What to do:
Reproduce all entries precisely, down to the last character.

Dataset records:

------------------------------------------------

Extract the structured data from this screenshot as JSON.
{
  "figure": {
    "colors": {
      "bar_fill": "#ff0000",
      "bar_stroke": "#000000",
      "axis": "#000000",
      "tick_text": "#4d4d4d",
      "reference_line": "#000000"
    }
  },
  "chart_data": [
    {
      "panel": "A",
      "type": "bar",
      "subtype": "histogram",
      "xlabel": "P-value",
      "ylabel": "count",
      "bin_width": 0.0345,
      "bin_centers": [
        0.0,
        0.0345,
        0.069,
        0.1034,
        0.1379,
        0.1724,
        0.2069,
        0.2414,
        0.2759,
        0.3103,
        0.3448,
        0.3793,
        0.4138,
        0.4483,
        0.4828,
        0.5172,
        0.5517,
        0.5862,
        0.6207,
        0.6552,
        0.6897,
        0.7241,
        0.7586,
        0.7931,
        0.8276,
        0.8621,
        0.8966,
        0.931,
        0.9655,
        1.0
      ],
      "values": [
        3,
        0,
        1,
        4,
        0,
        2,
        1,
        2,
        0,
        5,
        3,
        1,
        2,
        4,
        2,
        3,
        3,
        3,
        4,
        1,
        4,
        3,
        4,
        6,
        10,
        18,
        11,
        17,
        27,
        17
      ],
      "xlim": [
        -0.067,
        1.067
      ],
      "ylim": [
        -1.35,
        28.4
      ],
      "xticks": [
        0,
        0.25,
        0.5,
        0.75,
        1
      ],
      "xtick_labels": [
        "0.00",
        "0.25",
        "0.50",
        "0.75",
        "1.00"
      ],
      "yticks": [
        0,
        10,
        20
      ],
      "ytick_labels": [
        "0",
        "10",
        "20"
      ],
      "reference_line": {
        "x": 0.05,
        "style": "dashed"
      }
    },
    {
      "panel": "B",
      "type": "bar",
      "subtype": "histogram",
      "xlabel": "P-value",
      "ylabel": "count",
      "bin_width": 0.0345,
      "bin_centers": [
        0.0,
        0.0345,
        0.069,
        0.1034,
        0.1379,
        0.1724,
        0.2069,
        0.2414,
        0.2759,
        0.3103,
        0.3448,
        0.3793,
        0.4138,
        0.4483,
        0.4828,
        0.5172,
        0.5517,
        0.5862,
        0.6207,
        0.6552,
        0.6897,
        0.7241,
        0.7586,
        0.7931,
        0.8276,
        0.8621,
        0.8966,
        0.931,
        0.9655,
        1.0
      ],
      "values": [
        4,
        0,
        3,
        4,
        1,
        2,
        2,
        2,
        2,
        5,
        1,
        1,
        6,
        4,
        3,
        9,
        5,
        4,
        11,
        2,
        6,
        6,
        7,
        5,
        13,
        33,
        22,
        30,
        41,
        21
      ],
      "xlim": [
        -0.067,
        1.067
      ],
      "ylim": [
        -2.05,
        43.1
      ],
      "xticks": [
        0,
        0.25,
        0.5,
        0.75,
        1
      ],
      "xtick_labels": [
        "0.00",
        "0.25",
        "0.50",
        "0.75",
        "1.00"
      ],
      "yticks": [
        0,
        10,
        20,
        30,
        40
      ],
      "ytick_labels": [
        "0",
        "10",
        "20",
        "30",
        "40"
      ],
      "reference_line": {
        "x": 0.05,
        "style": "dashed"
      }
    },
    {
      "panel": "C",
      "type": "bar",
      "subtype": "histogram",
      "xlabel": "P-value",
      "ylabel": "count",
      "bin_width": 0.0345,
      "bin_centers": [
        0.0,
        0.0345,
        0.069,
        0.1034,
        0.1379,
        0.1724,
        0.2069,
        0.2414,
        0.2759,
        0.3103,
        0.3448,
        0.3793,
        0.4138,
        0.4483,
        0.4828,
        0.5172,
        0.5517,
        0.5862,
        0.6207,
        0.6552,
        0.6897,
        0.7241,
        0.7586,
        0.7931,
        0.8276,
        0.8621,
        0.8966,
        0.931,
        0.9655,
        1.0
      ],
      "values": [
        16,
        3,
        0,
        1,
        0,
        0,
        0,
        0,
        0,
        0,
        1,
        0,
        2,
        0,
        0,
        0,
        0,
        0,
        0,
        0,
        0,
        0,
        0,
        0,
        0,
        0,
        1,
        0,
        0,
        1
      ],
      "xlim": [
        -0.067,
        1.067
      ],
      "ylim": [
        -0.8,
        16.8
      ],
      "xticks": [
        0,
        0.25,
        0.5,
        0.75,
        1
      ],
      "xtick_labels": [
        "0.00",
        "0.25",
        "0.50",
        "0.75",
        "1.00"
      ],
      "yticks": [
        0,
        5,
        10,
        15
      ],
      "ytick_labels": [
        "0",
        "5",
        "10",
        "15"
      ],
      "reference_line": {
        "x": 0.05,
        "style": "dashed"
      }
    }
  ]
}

------------------------------------------------

Exercise answer:
Extract the structured data from this screenshot as JSON.
{
  "figure": {
    "colors": {
      "bar_fill": "#ff0000",
      "bar_stroke": "#000000",
      "axis": "#000000",
      "tick_text": "#4d4d4d",
      "reference_line": "#000000"
    }
  },
  "chart_data": [
    {
      "panel": "A",
      "type": "bar",
      "subtype": "histogram",
      "xlabel": "P-value",
      "ylabel": "count",
      "bin_width": 0.0345,
      "bin_centers": [
        0.0,
        0.0345,
        0.069,
        0.1034,
        0.1379,
        0.1724,
        0.2069,
        0.2414,
        0.2759,
        0.3103,
        0.3448,
        0.3793,
        0.4138,
        0.4483,
        0.4828,
        0.5172,
        0.5517,
        0.5862,
        0.6207,
        0.6552,
        0.6897,
        0.7241,
        0.7586,
        0.7931,
        0.8276,
        0.8621,
        0.8966,
        0.931,
        0.9655,
        1.0
      ],
      "values": [
        3,
        0,
        1,
        4,
        0,
        2,
        1,
        2,
        0,
        5,
        3,
        1,
        2,
        4,
        2,
        3,
        3,
        3,
        4,
        1,
        4,
        3,
        4,
        6,
        10,
        18,
        11,
        17,
        27,
        17
      ],
      "xlim": [
        -0.067,
        1.067
      ],
      "ylim": [
        -1.35,
        28.4
      ],
      "xticks": [
        0,
        0.25,
        0.5,
        0.75,
        1
      ],
      "xtick_labels": [
        "0.00",
        "0.25",
        "0.50",
        "0.75",
        "1.00"
      ],
      "yticks": [
        0,
        10,
        20
      ],
      "ytick_labels": [
        "0",
        "10",
        "20"
      ],
      "reference_line": {
        "x": 0.05,
        "style": "dashed"
      }
    },
    {
      "panel": "B",
      "type": "bar",
      "subtype": "histogram",
      "xlabel": "P-value",
      "ylabel": "count",
      "bin_width": 0.0345,
      "bin_centers": [
        0.0,
        0.0345,
        0.069,
        0.1034,
        0.1379,
        0.1724,
        0.2069,
        0.2414,
        0.2759,
        0.3103,
        0.3448,
        0.3793,
        0.4138,
        0.4483,
        0.4828,
        0.5172,
        0.5517,
        0.5862,
        0.6207,
        0.6552,
        0.6897,
        0.7241,
        0.7586,
        0.7931,
        0.8276,
        0.8621,
        0.8966,
        0.931,
        0.9655,
        1.0
      ],
      "values": [
        4,
        0,
        3,
        4,
        1,
        2,
        2,
        2,
        2,
        5,
        1,
        1,
        6,
        4,
        3,
        9,
        5,
        4,
        11,
        2,
        6,
        6,
        7,
        5,
        13,
        33,
        22,
        30,
        41,
        21
      ],
      "xlim": [
        -0.067,
        1.067
      ],
      "ylim": [
        -2.05,
        43.1
      ],
      "xticks": [
        0,
        0.25,
        0.5,
        0.75,
        1
      ],
      "xtick_labels": [
        "0.00",
        "0.25",
        "0.50",
        "0.75",
        "1.00"
      ],
      "yticks": [
        0,
        10,
        20,
        30,
        40
      ],
      "ytick_labels": [
        "0",
        "10",
        "20",
        "30",
        "40"
      ],
      "reference_line": {
        "x": 0.05,
        "style": "dashed"
      }
    },
    {
      "panel": "C",
      "type": "bar",
      "subtype": "histogram",
      "xlabel": "P-value",
      "ylabel": "count",
      "bin_width": 0.0345,
      "bin_centers": [
        0.0,
        0.0345,
        0.069,
        0.1034,
        0.1379,
        0.1724,
        0.2069,
        0.2414,
        0.2759,
        0.3103,
        0.3448,
        0.3793,
        0.4138,
        0.4483,
        0.4828,
        0.5172,
        0.5517,
        0.5862,
        0.6207,
        0.6552,
        0.6897,
        0.7241,
        0.7586,
        0.7931,
        0.8276,
        0.8621,
        0.8966,
        0.931,
        0.9655,
        1.0
      ],
      "values": [
        16,
        3,
        0,
        1,
        0,
        0,
        0,
        0,
        0,
        0,
        1,
        0,
        2,
        0,
        0,
        0,
        0,
        0,
        0,
        0,
        0,
        0,
        0,
        0,
        0,
        0,
        1,
        0,
        0,
        1
      ],
      "xlim": [
        -0.067,
        1.067
      ],
      "ylim": [
        -0.8,
        16.8
      ],
      "xticks": [
        0,
        0.25,
        0.5,
        0.75,
        1
      ],
      "xtick_labels": [
        "0.00",
        "0.25",
        "0.50",
        "0.75",
        "1.00"
      ],
      "yticks": [
        0,
        5,
        10,
        15
      ],
      "ytick_labels": [
        "0",
        "5",
        "10",
        "15"
      ],
      "reference_line": {
        "x": 0.05,
        "style": "dashed"
      }
    }
  ]
}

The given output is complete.